▸ **Data to use**
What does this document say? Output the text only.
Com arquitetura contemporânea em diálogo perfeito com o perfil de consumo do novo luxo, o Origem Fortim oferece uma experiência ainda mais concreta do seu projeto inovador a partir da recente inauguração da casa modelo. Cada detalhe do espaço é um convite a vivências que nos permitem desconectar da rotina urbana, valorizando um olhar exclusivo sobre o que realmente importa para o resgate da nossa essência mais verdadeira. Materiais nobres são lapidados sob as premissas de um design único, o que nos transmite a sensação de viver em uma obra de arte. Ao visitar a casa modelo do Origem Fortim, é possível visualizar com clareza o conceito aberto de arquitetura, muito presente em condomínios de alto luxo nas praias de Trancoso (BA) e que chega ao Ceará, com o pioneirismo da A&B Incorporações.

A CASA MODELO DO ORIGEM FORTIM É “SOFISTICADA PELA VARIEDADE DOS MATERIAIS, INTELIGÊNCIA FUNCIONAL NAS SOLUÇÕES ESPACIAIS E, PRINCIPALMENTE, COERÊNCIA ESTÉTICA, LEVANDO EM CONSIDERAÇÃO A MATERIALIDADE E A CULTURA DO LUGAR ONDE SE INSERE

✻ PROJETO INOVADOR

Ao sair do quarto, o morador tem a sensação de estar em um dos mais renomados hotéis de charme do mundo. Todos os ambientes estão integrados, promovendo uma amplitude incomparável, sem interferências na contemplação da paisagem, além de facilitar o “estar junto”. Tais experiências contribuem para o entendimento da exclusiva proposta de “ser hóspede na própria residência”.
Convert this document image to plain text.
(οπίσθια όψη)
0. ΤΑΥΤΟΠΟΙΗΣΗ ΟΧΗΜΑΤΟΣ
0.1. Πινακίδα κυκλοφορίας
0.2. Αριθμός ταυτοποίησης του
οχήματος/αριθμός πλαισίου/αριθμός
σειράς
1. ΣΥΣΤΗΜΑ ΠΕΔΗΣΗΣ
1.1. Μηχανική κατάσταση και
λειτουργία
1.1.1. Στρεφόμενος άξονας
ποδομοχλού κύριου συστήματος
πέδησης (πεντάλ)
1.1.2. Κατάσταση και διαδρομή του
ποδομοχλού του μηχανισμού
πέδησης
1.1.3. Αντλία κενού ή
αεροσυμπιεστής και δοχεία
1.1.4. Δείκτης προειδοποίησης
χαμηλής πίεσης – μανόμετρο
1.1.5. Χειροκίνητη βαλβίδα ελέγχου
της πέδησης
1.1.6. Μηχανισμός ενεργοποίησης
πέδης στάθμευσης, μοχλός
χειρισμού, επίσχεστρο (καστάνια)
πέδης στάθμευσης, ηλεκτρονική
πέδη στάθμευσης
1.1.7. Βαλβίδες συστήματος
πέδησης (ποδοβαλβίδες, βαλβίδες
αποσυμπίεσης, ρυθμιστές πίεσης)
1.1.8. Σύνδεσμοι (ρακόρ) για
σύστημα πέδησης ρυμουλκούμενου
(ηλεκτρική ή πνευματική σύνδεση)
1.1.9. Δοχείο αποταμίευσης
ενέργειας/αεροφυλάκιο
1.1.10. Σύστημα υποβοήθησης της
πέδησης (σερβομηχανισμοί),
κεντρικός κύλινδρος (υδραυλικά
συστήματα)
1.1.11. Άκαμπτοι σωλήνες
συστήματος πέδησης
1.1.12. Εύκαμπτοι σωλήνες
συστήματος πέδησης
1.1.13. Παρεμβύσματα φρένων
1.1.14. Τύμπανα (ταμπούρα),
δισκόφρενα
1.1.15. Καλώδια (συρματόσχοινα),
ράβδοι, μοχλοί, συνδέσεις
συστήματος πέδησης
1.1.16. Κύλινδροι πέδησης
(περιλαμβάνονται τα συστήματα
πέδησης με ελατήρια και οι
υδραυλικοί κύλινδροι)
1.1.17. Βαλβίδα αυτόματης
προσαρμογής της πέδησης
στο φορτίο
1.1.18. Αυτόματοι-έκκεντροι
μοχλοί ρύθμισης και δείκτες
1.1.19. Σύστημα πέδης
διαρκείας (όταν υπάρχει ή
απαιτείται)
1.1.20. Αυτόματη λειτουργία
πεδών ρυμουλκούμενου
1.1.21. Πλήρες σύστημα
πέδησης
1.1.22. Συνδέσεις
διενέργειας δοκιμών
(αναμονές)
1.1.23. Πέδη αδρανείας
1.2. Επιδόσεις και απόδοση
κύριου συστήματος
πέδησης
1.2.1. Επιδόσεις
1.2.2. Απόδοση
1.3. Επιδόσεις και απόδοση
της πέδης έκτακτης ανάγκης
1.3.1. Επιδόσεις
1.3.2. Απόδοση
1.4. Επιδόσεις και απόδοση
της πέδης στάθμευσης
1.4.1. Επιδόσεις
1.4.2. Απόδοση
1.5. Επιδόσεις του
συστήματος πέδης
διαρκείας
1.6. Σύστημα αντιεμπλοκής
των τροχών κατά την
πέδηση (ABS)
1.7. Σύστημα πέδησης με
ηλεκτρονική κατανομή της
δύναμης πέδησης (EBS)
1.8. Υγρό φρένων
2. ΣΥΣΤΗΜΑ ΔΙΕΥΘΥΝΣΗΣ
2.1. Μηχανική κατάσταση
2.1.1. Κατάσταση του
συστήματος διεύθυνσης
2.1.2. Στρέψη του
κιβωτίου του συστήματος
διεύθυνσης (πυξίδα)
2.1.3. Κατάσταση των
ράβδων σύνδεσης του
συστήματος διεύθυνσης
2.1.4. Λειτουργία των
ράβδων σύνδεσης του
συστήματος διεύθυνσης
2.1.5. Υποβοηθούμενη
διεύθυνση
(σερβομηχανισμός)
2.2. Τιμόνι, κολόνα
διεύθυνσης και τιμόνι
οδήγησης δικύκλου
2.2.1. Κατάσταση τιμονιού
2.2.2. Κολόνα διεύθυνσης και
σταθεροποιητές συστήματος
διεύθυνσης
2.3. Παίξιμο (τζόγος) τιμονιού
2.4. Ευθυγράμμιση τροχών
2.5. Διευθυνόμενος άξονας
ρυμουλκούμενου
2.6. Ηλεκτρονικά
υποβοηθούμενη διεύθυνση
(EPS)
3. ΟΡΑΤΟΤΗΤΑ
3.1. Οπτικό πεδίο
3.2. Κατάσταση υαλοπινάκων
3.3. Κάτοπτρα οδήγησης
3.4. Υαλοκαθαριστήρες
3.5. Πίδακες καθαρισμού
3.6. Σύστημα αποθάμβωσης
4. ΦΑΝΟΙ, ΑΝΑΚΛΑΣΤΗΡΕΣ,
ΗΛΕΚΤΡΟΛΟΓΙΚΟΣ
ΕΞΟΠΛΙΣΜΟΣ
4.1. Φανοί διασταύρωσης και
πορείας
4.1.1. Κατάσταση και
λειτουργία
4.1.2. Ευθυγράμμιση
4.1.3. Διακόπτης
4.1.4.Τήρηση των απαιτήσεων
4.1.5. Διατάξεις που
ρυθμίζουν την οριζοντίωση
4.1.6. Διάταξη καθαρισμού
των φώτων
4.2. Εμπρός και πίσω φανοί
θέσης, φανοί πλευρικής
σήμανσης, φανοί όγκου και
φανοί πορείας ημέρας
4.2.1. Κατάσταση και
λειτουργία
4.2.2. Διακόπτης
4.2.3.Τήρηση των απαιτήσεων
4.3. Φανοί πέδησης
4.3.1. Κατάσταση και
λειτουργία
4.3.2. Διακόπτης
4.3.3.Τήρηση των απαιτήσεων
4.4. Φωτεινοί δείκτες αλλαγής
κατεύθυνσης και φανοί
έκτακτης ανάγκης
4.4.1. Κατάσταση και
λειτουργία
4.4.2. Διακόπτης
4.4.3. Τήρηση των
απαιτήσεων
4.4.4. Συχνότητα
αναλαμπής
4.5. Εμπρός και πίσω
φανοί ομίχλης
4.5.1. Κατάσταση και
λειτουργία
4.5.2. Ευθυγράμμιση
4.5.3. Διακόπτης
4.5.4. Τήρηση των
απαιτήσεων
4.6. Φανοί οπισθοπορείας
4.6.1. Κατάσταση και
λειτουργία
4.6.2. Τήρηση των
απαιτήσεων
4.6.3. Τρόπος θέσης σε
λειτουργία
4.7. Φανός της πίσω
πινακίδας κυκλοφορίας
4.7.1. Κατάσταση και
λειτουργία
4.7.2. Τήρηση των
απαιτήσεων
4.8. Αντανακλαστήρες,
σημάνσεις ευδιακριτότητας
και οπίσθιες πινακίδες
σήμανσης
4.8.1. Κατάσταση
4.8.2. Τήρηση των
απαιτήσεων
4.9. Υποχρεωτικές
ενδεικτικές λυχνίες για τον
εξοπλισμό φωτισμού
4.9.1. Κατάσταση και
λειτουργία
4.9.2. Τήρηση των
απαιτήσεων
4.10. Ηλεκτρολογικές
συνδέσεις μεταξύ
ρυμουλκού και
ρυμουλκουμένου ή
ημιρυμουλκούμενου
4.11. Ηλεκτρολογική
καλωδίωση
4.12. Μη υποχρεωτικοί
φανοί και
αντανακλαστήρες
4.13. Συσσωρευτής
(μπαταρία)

▸ **Directive**
Search the lines for "Διακόπτης". Copy each line that has it.

▸ **Exercise response**
4.1.3. Διακόπτης
4.2.2. Διακόπτης
4.3.2. Διακόπτης
4.4.2. Διακόπτης
4.5.3. Διακόπτης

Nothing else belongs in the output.